[Goal of the exercise]: Answer with a single number, the count of lines holding the word "JSON".

— START Provided data —

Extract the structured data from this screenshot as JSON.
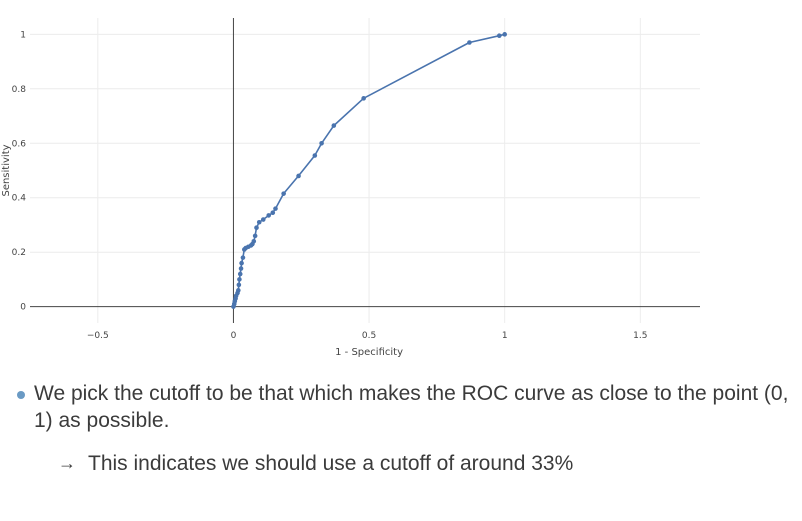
{
  "chart_data": {
    "type": "line",
    "title": "",
    "xlabel": "1 - Specificity",
    "ylabel": "Sensitivity",
    "xlim": [
      -0.75,
      1.72
    ],
    "ylim": [
      -0.06,
      1.06
    ],
    "x_ticks": [
      {
        "value": -0.5,
        "label": "−0.5"
      },
      {
        "value": 0,
        "label": "0"
      },
      {
        "value": 0.5,
        "label": "0.5"
      },
      {
        "value": 1,
        "label": "1"
      },
      {
        "value": 1.5,
        "label": "1.5"
      }
    ],
    "y_ticks": [
      {
        "value": 0,
        "label": "0"
      },
      {
        "value": 0.2,
        "label": "0.2"
      },
      {
        "value": 0.4,
        "label": "0.4"
      },
      {
        "value": 0.6,
        "label": "0.6"
      },
      {
        "value": 0.8,
        "label": "0.8"
      },
      {
        "value": 1,
        "label": "1"
      }
    ],
    "grid": true,
    "series": [
      {
        "color": "#4a74ae",
        "points": [
          [
            0.0,
            0.0
          ],
          [
            0.003,
            0.01
          ],
          [
            0.005,
            0.02
          ],
          [
            0.008,
            0.03
          ],
          [
            0.01,
            0.04
          ],
          [
            0.015,
            0.05
          ],
          [
            0.018,
            0.06
          ],
          [
            0.02,
            0.08
          ],
          [
            0.022,
            0.1
          ],
          [
            0.025,
            0.12
          ],
          [
            0.028,
            0.14
          ],
          [
            0.03,
            0.16
          ],
          [
            0.035,
            0.18
          ],
          [
            0.04,
            0.21
          ],
          [
            0.045,
            0.215
          ],
          [
            0.055,
            0.22
          ],
          [
            0.065,
            0.225
          ],
          [
            0.07,
            0.23
          ],
          [
            0.075,
            0.24
          ],
          [
            0.08,
            0.26
          ],
          [
            0.085,
            0.29
          ],
          [
            0.095,
            0.31
          ],
          [
            0.11,
            0.32
          ],
          [
            0.13,
            0.335
          ],
          [
            0.145,
            0.345
          ],
          [
            0.155,
            0.36
          ],
          [
            0.185,
            0.415
          ],
          [
            0.24,
            0.48
          ],
          [
            0.3,
            0.555
          ],
          [
            0.325,
            0.6
          ],
          [
            0.37,
            0.665
          ],
          [
            0.48,
            0.765
          ],
          [
            0.87,
            0.97
          ],
          [
            0.98,
            0.995
          ],
          [
            1.0,
            1.0
          ]
        ]
      }
    ]
  },
  "notes": {
    "bullet_text": "We pick the cutoff to be that which makes the ROC curve as close to the point (0, 1) as possible.",
    "sub_bullet_text": "This indicates we should use a cutoff of around 33%",
    "arrow_glyph": "→",
    "bullet_color": "#6a9ac4"
  }
}
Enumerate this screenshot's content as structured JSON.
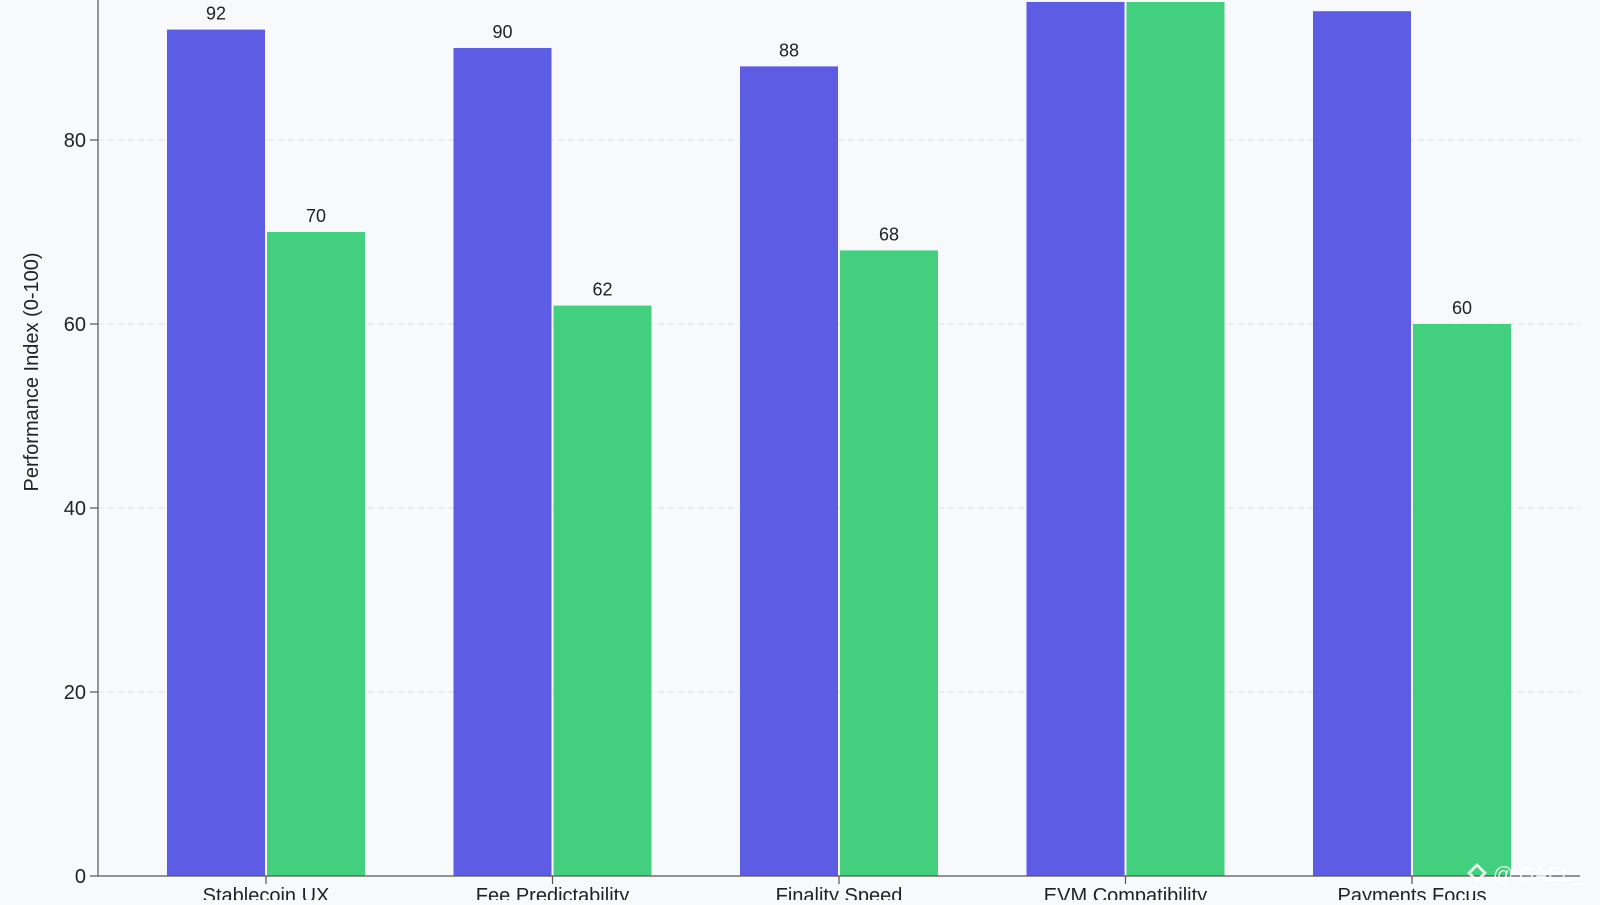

— END Provided data —

[The response]: 2